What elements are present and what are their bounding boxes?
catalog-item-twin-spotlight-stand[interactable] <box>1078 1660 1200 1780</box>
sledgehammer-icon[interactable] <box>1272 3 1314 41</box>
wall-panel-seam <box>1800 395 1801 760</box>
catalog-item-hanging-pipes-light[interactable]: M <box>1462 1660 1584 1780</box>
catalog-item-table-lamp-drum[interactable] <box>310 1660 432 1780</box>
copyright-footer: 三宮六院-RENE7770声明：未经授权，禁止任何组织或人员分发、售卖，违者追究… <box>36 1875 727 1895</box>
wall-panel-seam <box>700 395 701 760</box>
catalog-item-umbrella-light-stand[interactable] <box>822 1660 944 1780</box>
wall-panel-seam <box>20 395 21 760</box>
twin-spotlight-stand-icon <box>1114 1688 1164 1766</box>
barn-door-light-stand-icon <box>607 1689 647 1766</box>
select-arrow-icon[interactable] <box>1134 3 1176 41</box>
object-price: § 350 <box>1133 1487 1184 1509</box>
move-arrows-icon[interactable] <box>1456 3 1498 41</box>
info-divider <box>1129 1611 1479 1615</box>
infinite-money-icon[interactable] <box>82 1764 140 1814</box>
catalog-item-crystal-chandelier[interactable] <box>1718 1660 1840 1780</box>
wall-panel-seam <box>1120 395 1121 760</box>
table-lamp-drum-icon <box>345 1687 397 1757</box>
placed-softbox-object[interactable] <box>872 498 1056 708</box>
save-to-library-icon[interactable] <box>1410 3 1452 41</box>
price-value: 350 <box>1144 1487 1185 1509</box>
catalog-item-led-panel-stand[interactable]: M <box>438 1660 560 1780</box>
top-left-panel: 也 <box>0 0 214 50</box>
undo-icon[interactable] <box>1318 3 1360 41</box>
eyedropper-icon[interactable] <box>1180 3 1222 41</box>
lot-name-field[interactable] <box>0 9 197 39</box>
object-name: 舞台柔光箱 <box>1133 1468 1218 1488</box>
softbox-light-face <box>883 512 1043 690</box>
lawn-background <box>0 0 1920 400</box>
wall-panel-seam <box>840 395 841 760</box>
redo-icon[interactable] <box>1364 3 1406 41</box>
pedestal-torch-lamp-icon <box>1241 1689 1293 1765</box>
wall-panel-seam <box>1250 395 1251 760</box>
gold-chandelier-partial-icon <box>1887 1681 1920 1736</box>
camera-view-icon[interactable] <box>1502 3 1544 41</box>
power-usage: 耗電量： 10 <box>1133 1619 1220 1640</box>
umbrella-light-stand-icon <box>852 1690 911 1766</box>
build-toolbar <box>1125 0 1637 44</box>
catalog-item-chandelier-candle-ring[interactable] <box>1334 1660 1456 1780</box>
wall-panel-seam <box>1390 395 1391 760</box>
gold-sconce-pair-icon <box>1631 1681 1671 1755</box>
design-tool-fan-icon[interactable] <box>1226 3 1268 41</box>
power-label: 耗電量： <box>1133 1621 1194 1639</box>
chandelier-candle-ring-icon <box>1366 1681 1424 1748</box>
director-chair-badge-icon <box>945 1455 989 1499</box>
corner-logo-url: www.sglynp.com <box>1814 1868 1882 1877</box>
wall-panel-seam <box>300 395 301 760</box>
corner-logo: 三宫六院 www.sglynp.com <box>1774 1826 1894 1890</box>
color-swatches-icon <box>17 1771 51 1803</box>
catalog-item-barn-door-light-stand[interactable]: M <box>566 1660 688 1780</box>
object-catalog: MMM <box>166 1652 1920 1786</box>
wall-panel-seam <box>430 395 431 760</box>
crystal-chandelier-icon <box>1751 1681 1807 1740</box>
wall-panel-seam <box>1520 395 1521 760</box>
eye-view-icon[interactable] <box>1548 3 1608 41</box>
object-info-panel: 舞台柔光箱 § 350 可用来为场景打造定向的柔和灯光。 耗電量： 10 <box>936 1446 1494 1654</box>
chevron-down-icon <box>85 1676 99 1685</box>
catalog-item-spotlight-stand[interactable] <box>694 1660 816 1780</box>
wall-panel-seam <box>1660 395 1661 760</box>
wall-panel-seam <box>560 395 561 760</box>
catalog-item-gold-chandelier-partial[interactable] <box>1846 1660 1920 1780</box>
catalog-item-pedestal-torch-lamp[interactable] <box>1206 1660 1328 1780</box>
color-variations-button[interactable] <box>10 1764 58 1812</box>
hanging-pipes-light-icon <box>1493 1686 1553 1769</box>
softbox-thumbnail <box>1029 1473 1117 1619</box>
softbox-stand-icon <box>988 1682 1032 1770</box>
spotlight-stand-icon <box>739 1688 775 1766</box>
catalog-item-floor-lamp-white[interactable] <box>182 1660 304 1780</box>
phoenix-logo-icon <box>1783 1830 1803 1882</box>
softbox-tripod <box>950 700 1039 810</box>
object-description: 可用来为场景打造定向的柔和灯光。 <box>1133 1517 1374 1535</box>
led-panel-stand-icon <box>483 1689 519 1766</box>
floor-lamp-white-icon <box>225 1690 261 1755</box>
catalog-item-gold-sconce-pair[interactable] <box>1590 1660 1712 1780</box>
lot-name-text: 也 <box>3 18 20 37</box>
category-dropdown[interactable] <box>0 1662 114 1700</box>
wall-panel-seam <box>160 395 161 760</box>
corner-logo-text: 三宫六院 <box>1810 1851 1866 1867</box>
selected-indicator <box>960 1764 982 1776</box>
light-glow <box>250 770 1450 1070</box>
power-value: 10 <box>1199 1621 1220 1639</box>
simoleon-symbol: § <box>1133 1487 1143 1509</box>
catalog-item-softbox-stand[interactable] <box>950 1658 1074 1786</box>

++++++++++++++++++++

*GIVEN REQUEST:* Extract the lines from the start of the listing up to and including the line containing "placed-softbox-object[interactable] <box>872 498", copying each one exactly.

*FULL SOLUTION:*
What elements are present and what are their bounding boxes?
catalog-item-twin-spotlight-stand[interactable] <box>1078 1660 1200 1780</box>
sledgehammer-icon[interactable] <box>1272 3 1314 41</box>
wall-panel-seam <box>1800 395 1801 760</box>
catalog-item-hanging-pipes-light[interactable]: M <box>1462 1660 1584 1780</box>
catalog-item-table-lamp-drum[interactable] <box>310 1660 432 1780</box>
copyright-footer: 三宮六院-RENE7770声明：未经授权，禁止任何组织或人员分发、售卖，违者追究… <box>36 1875 727 1895</box>
wall-panel-seam <box>700 395 701 760</box>
catalog-item-umbrella-light-stand[interactable] <box>822 1660 944 1780</box>
wall-panel-seam <box>20 395 21 760</box>
twin-spotlight-stand-icon <box>1114 1688 1164 1766</box>
barn-door-light-stand-icon <box>607 1689 647 1766</box>
select-arrow-icon[interactable] <box>1134 3 1176 41</box>
object-price: § 350 <box>1133 1487 1184 1509</box>
move-arrows-icon[interactable] <box>1456 3 1498 41</box>
info-divider <box>1129 1611 1479 1615</box>
infinite-money-icon[interactable] <box>82 1764 140 1814</box>
catalog-item-crystal-chandelier[interactable] <box>1718 1660 1840 1780</box>
wall-panel-seam <box>1120 395 1121 760</box>
table-lamp-drum-icon <box>345 1687 397 1757</box>
placed-softbox-object[interactable] <box>872 498 1056 708</box>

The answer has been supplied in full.